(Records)
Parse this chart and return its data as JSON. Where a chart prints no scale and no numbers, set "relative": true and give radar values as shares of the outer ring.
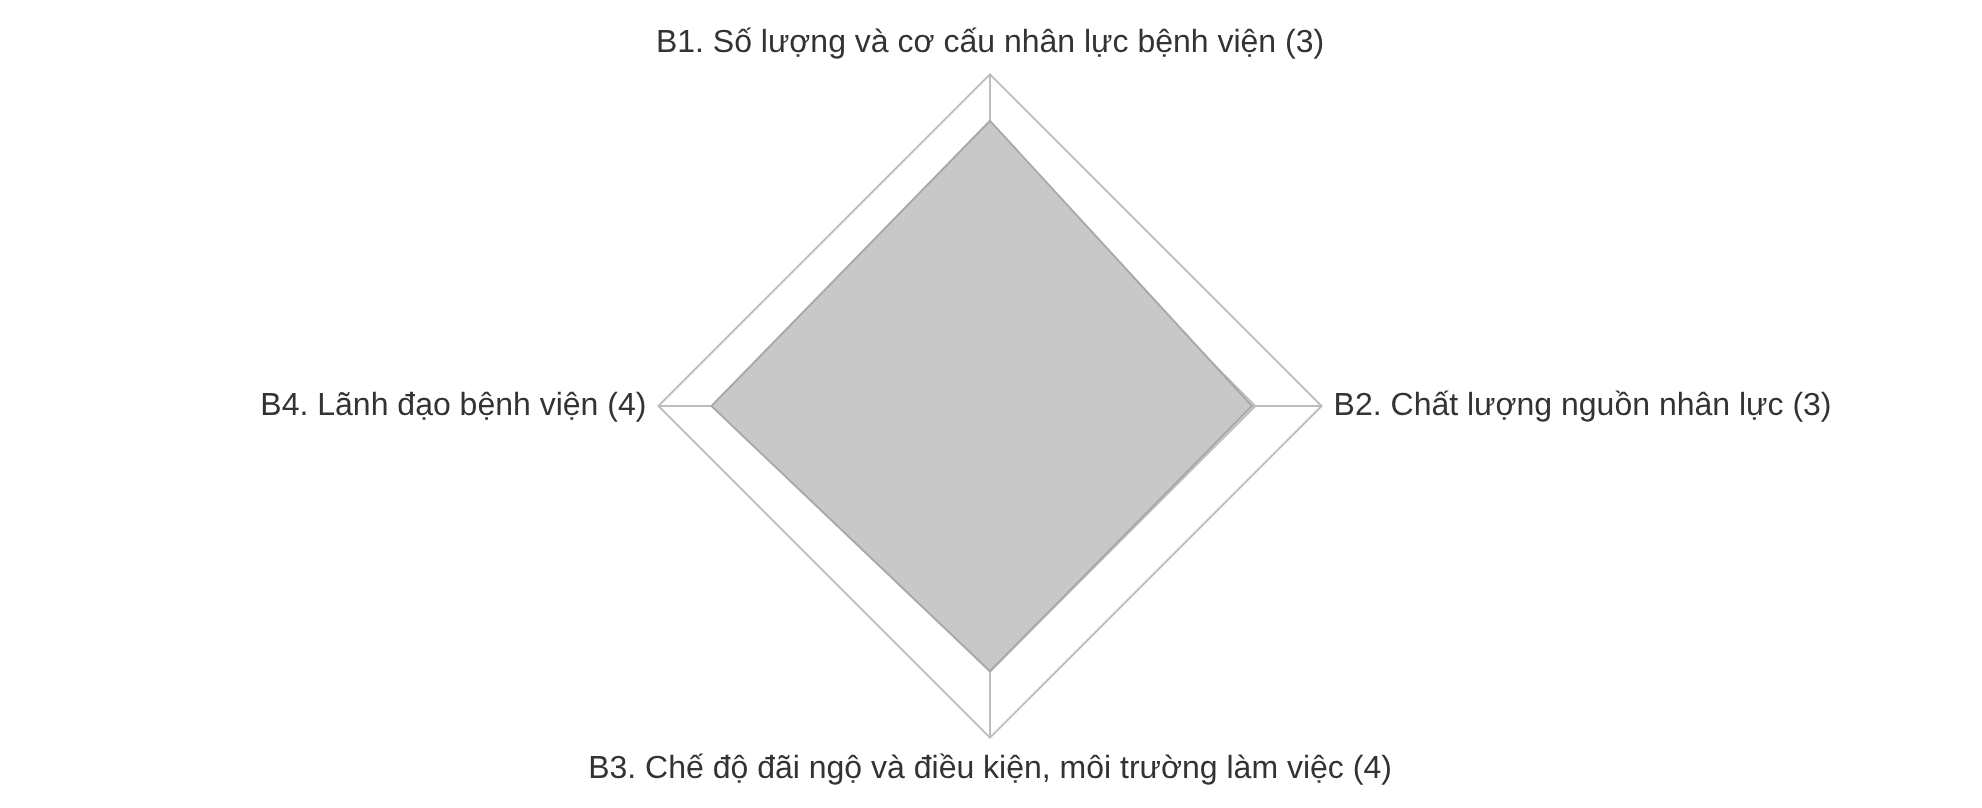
{
  "chart_data": {
    "type": "radar",
    "relative": true,
    "categories": [
      "B1. Số lượng và cơ cấu nhân lực bệnh viện (3)",
      "B2. Chất lượng nguồn nhân lực (3)",
      "B3. Chế độ đãi ngộ và điều kiện, môi trường làm việc (4)",
      "B4. Lãnh đạo bệnh viện (4)"
    ],
    "series": [
      {
        "color": "#c8c8c8",
        "values": [
          0.86,
          0.79,
          0.8,
          0.84
        ]
      }
    ],
    "grid": true,
    "legend": false,
    "marker": "none"
  }
}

### EXERCISE TASK
All of the entries need to be transcribed word for word; pictures are left out.

### EXERCISE ANSWER
Parse this chart and return its data as JSON. Where a chart prints no scale and no numbers, set "relative": true and give radar values as shares of the outer ring.
{
  "chart_data": {
    "type": "radar",
    "relative": true,
    "categories": [
      "B1. Số lượng và cơ cấu nhân lực bệnh viện (3)",
      "B2. Chất lượng nguồn nhân lực (3)",
      "B3. Chế độ đãi ngộ và điều kiện, môi trường làm việc (4)",
      "B4. Lãnh đạo bệnh viện (4)"
    ],
    "series": [
      {
        "color": "#c8c8c8",
        "values": [
          0.86,
          0.79,
          0.8,
          0.84
        ]
      }
    ],
    "grid": true,
    "legend": false,
    "marker": "none"
  }
}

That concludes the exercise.